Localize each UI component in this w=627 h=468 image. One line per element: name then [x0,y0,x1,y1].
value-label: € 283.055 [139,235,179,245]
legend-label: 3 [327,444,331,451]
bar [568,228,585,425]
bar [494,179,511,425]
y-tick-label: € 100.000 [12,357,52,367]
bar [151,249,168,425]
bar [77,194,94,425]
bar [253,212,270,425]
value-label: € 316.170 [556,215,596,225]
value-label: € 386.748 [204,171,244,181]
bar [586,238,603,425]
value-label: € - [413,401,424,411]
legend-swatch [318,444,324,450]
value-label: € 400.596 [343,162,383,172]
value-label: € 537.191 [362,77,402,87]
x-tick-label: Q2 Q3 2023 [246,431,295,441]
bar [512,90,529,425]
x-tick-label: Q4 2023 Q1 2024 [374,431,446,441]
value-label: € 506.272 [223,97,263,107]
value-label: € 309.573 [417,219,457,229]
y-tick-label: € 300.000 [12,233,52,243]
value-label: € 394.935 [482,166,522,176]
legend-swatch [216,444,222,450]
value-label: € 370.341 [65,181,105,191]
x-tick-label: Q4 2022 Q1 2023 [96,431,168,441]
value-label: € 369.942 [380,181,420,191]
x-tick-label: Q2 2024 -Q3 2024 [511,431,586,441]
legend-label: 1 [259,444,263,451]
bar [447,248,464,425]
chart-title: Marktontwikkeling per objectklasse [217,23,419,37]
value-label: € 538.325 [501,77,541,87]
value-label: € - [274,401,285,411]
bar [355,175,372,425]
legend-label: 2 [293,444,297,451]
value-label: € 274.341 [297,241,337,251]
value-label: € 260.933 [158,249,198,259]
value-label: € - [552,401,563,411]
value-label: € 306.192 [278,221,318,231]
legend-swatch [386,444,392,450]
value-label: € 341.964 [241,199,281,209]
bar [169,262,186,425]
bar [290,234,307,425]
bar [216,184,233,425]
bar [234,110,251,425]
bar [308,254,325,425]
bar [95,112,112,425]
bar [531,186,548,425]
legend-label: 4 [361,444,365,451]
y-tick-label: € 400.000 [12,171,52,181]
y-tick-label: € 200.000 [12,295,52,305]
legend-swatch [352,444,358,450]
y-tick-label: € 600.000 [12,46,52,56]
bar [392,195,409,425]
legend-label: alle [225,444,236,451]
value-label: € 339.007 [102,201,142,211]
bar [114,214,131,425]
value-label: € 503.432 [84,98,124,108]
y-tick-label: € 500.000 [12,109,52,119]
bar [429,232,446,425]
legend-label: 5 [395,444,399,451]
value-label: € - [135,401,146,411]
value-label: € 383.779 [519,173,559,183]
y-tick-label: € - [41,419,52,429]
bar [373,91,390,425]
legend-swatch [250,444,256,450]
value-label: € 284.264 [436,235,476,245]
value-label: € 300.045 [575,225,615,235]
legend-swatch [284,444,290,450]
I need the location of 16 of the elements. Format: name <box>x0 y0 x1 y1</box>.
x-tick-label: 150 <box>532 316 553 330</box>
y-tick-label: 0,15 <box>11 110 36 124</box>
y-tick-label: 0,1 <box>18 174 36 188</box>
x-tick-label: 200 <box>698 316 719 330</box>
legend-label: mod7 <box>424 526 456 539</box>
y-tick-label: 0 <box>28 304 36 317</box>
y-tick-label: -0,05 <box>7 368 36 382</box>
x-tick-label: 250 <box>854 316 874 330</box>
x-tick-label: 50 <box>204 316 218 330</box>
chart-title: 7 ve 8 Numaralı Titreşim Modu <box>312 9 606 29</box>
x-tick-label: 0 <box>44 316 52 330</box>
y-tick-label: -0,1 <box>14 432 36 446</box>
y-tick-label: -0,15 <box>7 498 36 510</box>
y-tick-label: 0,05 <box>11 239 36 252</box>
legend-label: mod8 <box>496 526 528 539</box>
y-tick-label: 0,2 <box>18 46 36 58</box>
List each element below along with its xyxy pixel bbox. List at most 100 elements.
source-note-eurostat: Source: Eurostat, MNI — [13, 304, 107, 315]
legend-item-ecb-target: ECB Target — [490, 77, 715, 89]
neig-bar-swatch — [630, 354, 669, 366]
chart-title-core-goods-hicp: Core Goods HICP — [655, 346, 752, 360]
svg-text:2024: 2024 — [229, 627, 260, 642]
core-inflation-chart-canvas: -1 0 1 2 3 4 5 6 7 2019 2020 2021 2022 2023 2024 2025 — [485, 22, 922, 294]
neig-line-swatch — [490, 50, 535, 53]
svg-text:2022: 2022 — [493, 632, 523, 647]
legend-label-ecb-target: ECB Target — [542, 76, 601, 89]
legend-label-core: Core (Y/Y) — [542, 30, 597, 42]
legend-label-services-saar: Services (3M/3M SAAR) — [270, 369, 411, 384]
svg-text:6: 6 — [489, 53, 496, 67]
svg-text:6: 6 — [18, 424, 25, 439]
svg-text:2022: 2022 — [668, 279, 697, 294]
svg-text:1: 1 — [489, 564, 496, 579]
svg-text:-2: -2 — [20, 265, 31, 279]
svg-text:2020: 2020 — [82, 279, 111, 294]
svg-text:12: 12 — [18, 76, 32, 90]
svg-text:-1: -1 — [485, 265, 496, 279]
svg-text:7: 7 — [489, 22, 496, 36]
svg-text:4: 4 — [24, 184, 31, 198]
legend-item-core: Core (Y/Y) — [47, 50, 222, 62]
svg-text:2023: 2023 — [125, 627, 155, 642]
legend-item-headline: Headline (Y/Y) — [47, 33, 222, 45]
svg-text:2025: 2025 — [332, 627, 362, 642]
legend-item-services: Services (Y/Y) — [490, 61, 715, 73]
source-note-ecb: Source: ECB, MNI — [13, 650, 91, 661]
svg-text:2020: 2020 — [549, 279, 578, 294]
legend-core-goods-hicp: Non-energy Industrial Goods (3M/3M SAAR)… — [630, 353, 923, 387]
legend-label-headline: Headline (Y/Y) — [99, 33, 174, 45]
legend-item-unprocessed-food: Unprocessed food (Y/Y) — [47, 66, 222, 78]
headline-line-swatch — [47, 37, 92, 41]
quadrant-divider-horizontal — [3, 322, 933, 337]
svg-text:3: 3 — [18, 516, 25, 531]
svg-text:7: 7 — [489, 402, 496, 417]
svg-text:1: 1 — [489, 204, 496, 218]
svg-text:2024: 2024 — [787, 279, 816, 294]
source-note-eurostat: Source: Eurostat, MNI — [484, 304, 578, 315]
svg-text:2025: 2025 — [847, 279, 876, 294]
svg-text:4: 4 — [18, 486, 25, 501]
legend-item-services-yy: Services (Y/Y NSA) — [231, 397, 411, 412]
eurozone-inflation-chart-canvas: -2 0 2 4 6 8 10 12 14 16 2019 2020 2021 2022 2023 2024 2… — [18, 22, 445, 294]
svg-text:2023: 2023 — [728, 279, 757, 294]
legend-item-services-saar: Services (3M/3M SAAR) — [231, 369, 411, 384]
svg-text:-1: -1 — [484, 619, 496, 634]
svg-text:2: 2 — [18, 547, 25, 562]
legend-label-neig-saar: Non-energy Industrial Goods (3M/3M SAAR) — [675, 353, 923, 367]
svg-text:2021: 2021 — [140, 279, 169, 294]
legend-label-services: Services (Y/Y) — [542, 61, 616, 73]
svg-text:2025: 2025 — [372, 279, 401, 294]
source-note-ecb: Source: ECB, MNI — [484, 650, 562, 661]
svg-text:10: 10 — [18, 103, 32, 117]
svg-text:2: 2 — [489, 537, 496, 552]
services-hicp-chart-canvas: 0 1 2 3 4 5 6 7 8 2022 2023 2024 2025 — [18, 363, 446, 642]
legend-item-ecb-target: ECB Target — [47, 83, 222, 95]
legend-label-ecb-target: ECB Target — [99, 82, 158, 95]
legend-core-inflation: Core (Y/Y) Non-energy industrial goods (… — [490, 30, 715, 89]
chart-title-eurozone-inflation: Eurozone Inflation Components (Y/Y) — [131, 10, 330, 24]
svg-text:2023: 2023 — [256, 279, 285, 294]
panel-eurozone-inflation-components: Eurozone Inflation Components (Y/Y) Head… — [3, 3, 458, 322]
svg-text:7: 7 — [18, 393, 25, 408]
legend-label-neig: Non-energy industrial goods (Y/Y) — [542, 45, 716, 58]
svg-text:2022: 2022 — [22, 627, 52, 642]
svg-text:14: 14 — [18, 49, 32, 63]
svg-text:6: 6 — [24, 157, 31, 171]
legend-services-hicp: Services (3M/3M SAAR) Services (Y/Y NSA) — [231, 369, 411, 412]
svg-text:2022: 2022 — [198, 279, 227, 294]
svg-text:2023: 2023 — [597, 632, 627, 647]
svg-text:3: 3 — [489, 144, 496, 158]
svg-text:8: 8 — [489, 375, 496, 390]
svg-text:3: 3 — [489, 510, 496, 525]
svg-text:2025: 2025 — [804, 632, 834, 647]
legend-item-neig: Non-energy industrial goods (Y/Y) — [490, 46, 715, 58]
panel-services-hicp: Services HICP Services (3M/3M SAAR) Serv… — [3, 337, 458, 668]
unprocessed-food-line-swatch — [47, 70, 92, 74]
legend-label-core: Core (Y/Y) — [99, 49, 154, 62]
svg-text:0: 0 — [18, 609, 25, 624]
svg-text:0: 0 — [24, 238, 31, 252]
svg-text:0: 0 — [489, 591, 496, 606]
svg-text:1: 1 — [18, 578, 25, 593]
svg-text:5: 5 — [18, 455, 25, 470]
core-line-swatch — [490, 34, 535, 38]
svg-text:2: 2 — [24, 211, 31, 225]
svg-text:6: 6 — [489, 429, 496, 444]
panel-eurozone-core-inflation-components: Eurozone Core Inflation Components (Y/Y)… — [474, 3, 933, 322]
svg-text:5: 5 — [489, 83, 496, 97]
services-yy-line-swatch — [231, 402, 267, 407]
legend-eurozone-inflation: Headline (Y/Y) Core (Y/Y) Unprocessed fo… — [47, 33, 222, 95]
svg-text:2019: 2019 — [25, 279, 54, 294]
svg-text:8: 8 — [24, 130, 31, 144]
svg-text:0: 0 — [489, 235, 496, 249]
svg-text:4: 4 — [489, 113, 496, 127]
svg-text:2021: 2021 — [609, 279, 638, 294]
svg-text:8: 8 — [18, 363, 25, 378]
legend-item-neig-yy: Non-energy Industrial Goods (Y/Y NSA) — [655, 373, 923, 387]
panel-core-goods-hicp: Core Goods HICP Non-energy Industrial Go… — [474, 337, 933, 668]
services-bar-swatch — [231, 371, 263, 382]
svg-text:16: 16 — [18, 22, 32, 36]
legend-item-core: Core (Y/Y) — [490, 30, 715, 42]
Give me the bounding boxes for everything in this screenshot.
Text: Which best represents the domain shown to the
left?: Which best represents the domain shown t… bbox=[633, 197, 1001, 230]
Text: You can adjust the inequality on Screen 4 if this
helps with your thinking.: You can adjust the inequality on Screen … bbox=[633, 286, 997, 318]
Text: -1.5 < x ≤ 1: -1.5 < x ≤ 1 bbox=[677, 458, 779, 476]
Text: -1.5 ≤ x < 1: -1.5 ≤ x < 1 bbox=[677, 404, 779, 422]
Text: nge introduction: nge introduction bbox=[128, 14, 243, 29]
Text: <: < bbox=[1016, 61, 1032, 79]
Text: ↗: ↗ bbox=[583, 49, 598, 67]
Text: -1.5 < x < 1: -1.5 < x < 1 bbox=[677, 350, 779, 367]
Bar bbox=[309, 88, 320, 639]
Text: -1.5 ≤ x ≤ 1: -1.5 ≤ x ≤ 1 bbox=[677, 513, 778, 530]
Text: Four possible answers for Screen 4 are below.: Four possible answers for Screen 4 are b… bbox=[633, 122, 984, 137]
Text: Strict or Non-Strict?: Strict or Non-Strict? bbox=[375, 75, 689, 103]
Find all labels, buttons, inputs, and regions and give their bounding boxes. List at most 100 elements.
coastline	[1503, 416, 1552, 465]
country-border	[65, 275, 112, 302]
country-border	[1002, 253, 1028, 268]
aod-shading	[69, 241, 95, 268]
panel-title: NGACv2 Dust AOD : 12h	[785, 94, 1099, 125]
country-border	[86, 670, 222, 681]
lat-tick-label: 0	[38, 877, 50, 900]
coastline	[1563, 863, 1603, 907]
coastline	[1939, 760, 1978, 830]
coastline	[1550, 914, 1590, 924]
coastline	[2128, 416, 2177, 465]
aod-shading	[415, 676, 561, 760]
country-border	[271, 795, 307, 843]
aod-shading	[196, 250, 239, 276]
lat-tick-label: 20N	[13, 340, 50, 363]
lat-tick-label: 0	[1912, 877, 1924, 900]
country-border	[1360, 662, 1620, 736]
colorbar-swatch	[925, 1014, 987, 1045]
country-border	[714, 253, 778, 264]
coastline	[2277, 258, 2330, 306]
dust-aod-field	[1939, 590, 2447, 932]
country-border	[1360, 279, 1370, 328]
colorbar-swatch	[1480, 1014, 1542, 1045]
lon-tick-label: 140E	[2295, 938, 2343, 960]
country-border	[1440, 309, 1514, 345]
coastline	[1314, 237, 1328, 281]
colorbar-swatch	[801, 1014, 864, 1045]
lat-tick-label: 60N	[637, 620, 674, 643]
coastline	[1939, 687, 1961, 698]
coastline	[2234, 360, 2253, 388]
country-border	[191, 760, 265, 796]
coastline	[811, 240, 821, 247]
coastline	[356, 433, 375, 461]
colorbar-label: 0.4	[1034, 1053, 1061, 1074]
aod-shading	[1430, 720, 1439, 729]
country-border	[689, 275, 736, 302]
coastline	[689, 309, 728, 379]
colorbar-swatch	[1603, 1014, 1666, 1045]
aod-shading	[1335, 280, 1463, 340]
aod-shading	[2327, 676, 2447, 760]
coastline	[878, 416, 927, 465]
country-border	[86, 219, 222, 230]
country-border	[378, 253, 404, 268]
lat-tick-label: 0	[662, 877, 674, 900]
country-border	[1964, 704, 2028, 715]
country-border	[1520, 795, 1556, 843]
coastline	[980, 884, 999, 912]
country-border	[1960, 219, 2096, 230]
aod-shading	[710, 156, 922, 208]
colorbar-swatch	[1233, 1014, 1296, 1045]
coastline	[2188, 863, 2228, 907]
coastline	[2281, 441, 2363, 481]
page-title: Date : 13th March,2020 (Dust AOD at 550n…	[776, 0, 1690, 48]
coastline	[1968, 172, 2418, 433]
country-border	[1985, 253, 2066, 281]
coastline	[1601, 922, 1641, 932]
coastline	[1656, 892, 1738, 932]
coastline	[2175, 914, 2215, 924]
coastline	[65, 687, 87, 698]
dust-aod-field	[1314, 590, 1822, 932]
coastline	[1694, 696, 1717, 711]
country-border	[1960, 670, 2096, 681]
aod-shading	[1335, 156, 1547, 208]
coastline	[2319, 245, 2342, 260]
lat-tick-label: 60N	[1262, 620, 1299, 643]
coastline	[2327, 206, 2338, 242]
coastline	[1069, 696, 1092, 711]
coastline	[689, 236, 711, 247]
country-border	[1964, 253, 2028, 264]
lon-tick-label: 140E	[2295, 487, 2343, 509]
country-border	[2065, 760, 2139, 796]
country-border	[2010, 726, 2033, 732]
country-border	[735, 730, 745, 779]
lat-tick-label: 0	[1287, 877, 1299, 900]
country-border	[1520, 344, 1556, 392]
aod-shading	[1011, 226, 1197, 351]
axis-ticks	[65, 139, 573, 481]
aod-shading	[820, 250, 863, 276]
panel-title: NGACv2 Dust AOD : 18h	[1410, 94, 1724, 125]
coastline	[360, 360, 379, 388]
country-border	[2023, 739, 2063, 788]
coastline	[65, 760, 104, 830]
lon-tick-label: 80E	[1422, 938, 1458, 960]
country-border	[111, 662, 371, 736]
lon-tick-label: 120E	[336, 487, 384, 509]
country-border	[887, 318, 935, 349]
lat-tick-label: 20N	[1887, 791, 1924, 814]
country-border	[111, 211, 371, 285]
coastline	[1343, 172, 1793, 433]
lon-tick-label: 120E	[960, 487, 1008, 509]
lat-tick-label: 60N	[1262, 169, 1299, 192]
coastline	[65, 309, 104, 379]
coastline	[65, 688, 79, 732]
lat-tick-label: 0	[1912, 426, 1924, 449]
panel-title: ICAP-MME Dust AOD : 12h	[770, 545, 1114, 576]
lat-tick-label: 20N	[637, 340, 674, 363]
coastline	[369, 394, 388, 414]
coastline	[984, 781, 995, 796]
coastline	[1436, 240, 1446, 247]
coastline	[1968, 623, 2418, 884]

_ _ _

#### [AIM]
Can you reproduce the items word for word, starting with the very first line and stopping after the line that contains "legend-swatch [318,444,324,450]", with that line included?

#### [ANSWER FOR THE TASK]
Localize each UI component in this w=627 h=468 image. One line per element: name then [x0,y0,x1,y1].
value-label: € 283.055 [139,235,179,245]
legend-label: 3 [327,444,331,451]
bar [568,228,585,425]
bar [494,179,511,425]
y-tick-label: € 100.000 [12,357,52,367]
bar [151,249,168,425]
bar [77,194,94,425]
bar [253,212,270,425]
value-label: € 316.170 [556,215,596,225]
value-label: € 386.748 [204,171,244,181]
bar [586,238,603,425]
value-label: € - [413,401,424,411]
legend-swatch [318,444,324,450]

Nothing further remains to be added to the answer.